* **Given instruction**:
From the listing below, select every line where the word "traffic" appears.

* **Records for the task**:
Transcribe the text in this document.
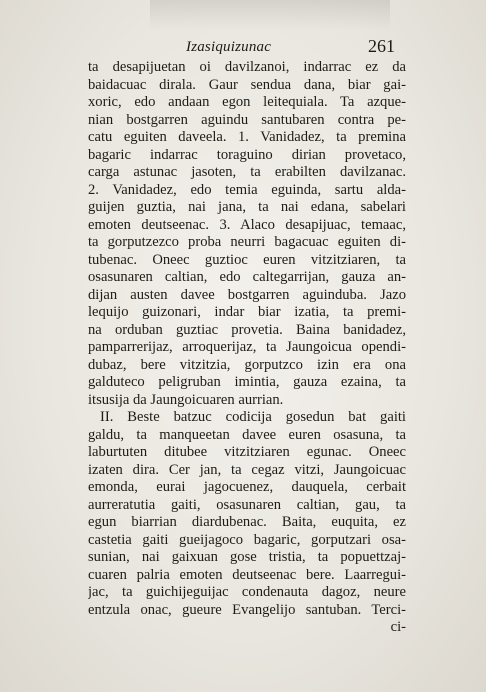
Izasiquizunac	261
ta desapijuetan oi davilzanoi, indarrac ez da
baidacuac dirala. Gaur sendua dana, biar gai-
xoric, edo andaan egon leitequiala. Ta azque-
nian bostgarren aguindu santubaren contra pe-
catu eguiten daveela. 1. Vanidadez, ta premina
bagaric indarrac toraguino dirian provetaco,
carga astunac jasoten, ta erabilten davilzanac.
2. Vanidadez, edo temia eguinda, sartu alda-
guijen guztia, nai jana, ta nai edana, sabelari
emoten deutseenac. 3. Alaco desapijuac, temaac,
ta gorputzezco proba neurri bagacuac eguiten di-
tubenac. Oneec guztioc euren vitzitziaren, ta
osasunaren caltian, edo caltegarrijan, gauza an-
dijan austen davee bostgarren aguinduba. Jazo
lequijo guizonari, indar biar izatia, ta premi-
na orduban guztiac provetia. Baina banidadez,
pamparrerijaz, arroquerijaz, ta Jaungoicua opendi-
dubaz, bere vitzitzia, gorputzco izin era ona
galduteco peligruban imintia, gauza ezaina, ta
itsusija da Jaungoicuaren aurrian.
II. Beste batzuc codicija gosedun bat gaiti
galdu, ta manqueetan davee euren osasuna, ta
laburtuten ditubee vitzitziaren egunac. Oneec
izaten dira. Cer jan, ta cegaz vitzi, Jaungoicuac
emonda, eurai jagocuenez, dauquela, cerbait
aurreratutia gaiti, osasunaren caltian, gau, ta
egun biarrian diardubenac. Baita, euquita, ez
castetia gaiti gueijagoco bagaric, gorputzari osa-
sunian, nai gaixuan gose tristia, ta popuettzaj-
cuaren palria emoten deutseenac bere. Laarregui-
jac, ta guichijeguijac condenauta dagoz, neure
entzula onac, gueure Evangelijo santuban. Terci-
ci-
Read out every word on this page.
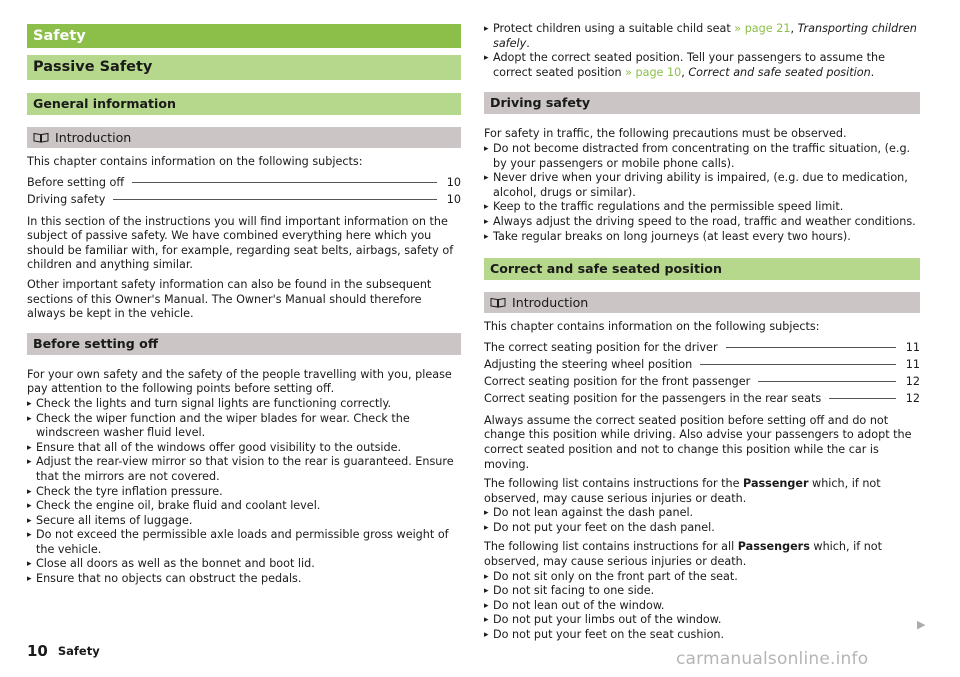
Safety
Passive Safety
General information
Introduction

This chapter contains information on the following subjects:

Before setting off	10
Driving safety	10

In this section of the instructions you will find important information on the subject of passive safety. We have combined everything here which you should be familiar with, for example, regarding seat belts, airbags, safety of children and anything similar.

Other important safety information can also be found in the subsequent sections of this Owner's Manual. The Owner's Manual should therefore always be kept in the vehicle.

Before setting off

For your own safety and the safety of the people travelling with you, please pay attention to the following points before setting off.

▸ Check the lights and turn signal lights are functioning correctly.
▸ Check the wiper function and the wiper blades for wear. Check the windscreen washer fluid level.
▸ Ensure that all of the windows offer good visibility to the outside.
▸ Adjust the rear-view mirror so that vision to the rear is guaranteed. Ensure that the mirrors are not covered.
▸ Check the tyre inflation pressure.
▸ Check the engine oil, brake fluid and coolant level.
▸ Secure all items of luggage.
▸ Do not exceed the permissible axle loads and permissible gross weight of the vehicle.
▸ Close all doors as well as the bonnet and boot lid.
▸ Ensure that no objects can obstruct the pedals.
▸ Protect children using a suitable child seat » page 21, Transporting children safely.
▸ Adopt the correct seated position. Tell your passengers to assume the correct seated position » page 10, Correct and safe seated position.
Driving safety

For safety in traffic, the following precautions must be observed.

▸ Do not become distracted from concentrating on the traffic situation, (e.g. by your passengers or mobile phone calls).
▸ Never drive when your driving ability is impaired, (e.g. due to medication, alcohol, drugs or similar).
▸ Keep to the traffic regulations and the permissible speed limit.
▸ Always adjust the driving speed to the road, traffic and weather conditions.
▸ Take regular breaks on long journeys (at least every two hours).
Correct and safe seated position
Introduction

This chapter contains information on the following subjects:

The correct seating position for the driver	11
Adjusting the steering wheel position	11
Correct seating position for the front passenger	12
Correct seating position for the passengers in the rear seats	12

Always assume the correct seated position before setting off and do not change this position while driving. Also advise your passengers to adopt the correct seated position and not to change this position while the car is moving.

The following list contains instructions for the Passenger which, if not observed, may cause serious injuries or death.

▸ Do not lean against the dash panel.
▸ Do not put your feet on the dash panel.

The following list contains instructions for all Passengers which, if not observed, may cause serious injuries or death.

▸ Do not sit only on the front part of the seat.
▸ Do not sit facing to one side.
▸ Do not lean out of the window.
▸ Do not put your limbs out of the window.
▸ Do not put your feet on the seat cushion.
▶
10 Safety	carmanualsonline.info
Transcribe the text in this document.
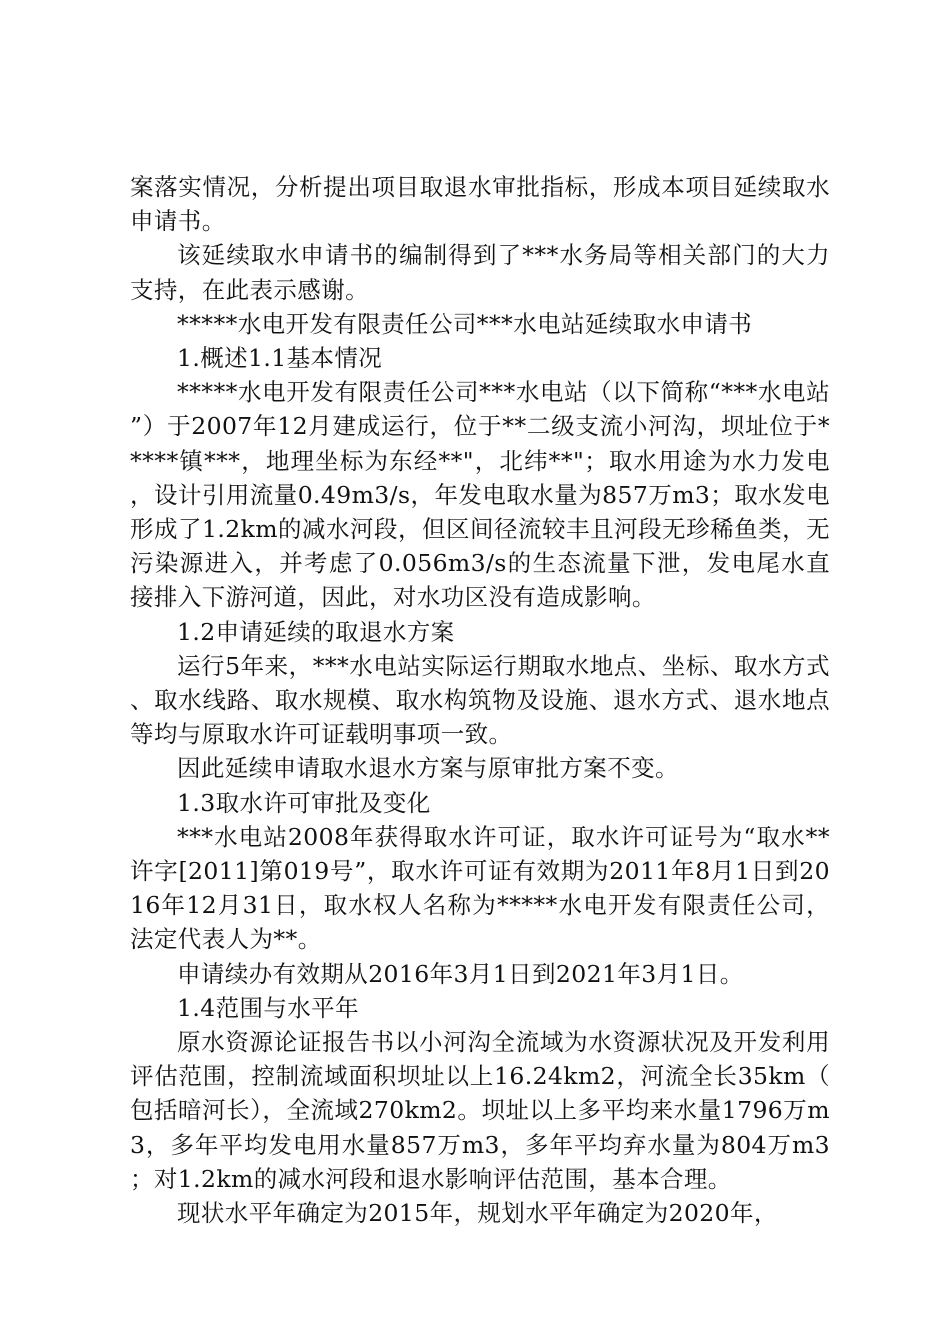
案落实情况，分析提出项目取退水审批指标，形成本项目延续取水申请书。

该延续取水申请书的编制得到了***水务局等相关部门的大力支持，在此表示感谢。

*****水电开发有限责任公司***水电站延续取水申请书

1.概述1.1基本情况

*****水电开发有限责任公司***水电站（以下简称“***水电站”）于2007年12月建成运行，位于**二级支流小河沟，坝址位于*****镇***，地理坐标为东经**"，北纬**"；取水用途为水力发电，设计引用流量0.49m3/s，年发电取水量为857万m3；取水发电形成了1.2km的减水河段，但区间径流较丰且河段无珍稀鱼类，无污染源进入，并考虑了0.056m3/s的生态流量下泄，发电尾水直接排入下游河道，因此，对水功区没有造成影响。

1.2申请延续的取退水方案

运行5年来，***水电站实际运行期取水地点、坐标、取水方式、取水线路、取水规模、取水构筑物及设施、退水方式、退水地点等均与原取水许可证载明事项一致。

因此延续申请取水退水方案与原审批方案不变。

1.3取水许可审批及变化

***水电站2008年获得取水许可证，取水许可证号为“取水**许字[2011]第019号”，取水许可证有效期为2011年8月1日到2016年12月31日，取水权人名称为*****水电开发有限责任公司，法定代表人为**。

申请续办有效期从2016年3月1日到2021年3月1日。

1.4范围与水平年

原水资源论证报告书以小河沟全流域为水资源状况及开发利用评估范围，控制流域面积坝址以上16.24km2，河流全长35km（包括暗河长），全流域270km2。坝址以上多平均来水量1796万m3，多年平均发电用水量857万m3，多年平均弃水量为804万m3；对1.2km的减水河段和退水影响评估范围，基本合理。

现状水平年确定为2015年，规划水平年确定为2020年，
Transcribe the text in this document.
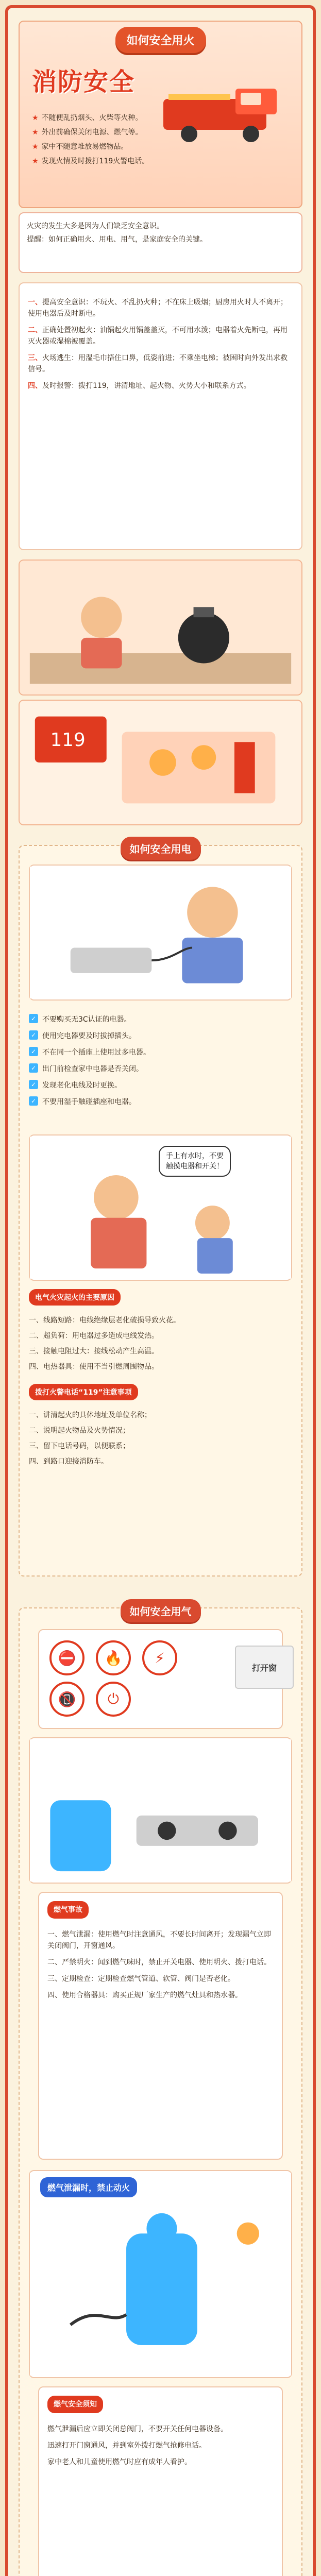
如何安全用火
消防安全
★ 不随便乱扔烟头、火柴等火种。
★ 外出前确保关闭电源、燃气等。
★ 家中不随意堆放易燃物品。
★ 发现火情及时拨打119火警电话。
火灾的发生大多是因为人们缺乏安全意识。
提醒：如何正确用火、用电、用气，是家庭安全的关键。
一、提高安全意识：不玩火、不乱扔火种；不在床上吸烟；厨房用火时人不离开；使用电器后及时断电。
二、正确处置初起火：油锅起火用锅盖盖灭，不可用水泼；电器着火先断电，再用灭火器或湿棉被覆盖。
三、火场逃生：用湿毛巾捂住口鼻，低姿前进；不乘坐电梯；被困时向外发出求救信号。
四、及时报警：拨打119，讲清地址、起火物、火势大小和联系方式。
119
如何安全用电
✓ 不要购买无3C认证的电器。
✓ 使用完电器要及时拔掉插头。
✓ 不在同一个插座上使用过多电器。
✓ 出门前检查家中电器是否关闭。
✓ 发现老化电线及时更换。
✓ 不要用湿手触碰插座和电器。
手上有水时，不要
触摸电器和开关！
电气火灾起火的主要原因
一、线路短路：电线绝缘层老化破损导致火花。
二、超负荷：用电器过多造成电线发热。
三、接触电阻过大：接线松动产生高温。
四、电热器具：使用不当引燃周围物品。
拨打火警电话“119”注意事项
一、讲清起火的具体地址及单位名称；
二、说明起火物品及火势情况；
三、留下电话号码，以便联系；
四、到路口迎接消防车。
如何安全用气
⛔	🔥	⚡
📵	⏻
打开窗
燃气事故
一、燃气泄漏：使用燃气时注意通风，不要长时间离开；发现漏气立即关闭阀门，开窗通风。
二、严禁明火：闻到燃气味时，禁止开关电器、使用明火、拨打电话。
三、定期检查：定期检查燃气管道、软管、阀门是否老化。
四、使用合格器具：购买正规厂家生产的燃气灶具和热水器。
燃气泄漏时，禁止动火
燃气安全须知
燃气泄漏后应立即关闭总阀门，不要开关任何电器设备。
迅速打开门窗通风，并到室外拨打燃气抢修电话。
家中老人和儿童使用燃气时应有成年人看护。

* **Result for this exercise**:
For safety in traffic, the following precautions must be observed.
▸ Do not become distracted from concentrating on the traffic situation, (e.g. by your passengers or mobile phone calls).
▸ Keep to the traffic regulations and the permissible speed limit.
▸ Always adjust the driving speed to the road, traffic and weather conditions.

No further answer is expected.